**WHAT IS ASKED:** Filter the records below and copy every line containing the word "following".

Records
┄┄┄┄┄┄┄┄┄┄
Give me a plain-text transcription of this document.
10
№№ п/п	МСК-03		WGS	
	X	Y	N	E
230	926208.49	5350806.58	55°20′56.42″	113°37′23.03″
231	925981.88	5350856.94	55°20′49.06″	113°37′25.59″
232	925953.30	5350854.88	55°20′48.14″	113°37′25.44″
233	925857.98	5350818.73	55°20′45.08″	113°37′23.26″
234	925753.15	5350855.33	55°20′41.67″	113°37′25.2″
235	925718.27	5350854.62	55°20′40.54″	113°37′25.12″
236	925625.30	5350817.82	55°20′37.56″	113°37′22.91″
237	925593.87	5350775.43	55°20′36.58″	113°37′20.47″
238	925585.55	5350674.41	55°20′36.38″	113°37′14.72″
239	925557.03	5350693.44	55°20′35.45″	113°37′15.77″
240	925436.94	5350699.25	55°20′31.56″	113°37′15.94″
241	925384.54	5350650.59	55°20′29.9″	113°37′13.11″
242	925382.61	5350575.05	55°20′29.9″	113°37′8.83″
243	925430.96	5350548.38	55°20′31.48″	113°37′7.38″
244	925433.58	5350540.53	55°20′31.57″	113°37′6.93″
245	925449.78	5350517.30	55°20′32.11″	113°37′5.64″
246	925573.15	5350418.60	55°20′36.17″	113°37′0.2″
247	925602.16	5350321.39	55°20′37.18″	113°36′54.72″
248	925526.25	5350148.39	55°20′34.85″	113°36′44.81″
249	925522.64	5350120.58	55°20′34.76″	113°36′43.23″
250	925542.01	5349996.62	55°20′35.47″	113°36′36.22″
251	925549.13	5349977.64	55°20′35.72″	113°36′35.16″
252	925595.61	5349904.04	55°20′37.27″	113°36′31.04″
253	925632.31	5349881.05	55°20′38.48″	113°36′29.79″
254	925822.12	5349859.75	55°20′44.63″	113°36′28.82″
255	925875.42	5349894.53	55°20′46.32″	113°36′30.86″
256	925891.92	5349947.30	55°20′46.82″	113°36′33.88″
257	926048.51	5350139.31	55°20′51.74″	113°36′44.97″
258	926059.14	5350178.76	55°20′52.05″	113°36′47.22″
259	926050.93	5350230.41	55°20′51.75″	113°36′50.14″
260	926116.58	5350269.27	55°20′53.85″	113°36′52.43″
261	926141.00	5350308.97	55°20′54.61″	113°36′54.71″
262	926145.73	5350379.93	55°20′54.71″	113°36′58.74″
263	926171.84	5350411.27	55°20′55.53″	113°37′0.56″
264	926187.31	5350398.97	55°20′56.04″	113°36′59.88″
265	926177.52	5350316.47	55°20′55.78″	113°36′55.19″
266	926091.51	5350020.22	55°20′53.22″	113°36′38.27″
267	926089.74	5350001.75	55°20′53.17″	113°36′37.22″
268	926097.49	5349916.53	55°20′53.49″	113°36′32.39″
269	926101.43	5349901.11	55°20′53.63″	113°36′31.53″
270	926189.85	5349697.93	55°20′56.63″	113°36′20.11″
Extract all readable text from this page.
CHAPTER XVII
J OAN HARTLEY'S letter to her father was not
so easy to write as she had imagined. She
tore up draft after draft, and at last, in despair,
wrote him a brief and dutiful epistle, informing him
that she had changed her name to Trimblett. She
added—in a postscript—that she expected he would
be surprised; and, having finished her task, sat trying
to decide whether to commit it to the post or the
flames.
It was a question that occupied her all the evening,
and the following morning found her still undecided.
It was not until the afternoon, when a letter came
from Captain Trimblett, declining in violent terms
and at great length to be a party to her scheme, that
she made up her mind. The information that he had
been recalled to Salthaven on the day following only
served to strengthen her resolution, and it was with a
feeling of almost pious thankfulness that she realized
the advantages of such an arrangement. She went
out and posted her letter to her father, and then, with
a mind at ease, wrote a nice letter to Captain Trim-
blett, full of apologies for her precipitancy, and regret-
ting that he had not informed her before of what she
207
┄┄┄┄┄┄┄┄┄┄
**SOLVED PROBLEM:**
and the following morning found her still undecided.
been recalled to Salthaven on the day following only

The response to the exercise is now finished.